| DATASET RECORDS |
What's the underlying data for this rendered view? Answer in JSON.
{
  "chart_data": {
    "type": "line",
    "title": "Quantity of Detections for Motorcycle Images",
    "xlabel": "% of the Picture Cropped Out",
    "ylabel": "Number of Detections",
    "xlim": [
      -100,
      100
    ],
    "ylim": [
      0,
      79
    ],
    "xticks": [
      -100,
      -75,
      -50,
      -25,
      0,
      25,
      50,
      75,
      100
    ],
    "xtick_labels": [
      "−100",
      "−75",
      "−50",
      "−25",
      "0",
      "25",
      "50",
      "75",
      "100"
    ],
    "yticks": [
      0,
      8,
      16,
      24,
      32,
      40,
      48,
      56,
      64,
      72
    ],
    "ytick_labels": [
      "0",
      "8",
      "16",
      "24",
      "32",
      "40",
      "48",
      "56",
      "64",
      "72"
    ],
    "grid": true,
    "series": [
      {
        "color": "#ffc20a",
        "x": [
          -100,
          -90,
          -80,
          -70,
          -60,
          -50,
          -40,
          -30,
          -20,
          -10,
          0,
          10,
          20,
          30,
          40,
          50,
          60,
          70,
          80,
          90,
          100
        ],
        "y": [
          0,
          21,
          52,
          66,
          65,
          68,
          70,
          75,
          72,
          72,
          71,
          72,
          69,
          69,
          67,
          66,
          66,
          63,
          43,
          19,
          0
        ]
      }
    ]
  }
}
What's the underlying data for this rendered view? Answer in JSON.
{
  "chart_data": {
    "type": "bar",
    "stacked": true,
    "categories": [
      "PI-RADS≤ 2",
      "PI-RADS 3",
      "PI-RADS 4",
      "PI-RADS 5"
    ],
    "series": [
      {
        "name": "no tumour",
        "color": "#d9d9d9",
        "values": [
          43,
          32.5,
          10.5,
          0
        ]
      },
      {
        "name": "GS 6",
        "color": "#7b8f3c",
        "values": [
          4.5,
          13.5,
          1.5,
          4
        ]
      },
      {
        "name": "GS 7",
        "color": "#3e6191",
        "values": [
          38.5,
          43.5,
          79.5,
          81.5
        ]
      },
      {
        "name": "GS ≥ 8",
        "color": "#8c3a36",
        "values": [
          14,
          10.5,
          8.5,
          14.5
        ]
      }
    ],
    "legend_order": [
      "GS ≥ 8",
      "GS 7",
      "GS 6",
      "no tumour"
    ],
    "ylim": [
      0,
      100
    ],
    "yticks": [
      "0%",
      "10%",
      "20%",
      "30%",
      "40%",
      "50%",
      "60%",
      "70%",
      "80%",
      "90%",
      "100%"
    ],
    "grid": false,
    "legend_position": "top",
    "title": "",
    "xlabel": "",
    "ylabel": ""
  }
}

| GIVEN PROBLEM |
Retype all of the data shown above, word for word.

| FULL ANSWER |
What's the underlying data for this rendered view? Answer in JSON.
{
  "chart_data": {
    "type": "line",
    "title": "Quantity of Detections for Motorcycle Images",
    "xlabel": "% of the Picture Cropped Out",
    "ylabel": "Number of Detections",
    "xlim": [
      -100,
      100
    ],
    "ylim": [
      0,
      79
    ],
    "xticks": [
      -100,
      -75,
      -50,
      -25,
      0,
      25,
      50,
      75,
      100
    ],
    "xtick_labels": [
      "−100",
      "−75",
      "−50",
      "−25",
      "0",
      "25",
      "50",
      "75",
      "100"
    ],
    "yticks": [
      0,
      8,
      16,
      24,
      32,
      40,
      48,
      56,
      64,
      72
    ],
    "ytick_labels": [
      "0",
      "8",
      "16",
      "24",
      "32",
      "40",
      "48",
      "56",
      "64",
      "72"
    ],
    "grid": true,
    "series": [
      {
        "color": "#ffc20a",
        "x": [
          -100,
          -90,
          -80,
          -70,
          -60,
          -50,
          -40,
          -30,
          -20,
          -10,
          0,
          10,
          20,
          30,
          40,
          50,
          60,
          70,
          80,
          90,
          100
        ],
        "y": [
          0,
          21,
          52,
          66,
          65,
          68,
          70,
          75,
          72,
          72,
          71,
          72,
          69,
          69,
          67,
          66,
          66,
          63,
          43,
          19,
          0
        ]
      }
    ]
  }
}
What's the underlying data for this rendered view? Answer in JSON.
{
  "chart_data": {
    "type": "bar",
    "stacked": true,
    "categories": [
      "PI-RADS≤ 2",
      "PI-RADS 3",
      "PI-RADS 4",
      "PI-RADS 5"
    ],
    "series": [
      {
        "name": "no tumour",
        "color": "#d9d9d9",
        "values": [
          43,
          32.5,
          10.5,
          0
        ]
      },
      {
        "name": "GS 6",
        "color": "#7b8f3c",
        "values": [
          4.5,
          13.5,
          1.5,
          4
        ]
      },
      {
        "name": "GS 7",
        "color": "#3e6191",
        "values": [
          38.5,
          43.5,
          79.5,
          81.5
        ]
      },
      {
        "name": "GS ≥ 8",
        "color": "#8c3a36",
        "values": [
          14,
          10.5,
          8.5,
          14.5
        ]
      }
    ],
    "legend_order": [
      "GS ≥ 8",
      "GS 7",
      "GS 6",
      "no tumour"
    ],
    "ylim": [
      0,
      100
    ],
    "yticks": [
      "0%",
      "10%",
      "20%",
      "30%",
      "40%",
      "50%",
      "60%",
      "70%",
      "80%",
      "90%",
      "100%"
    ],
    "grid": false,
    "legend_position": "top",
    "title": "",
    "xlabel": "",
    "ylabel": ""
  }
}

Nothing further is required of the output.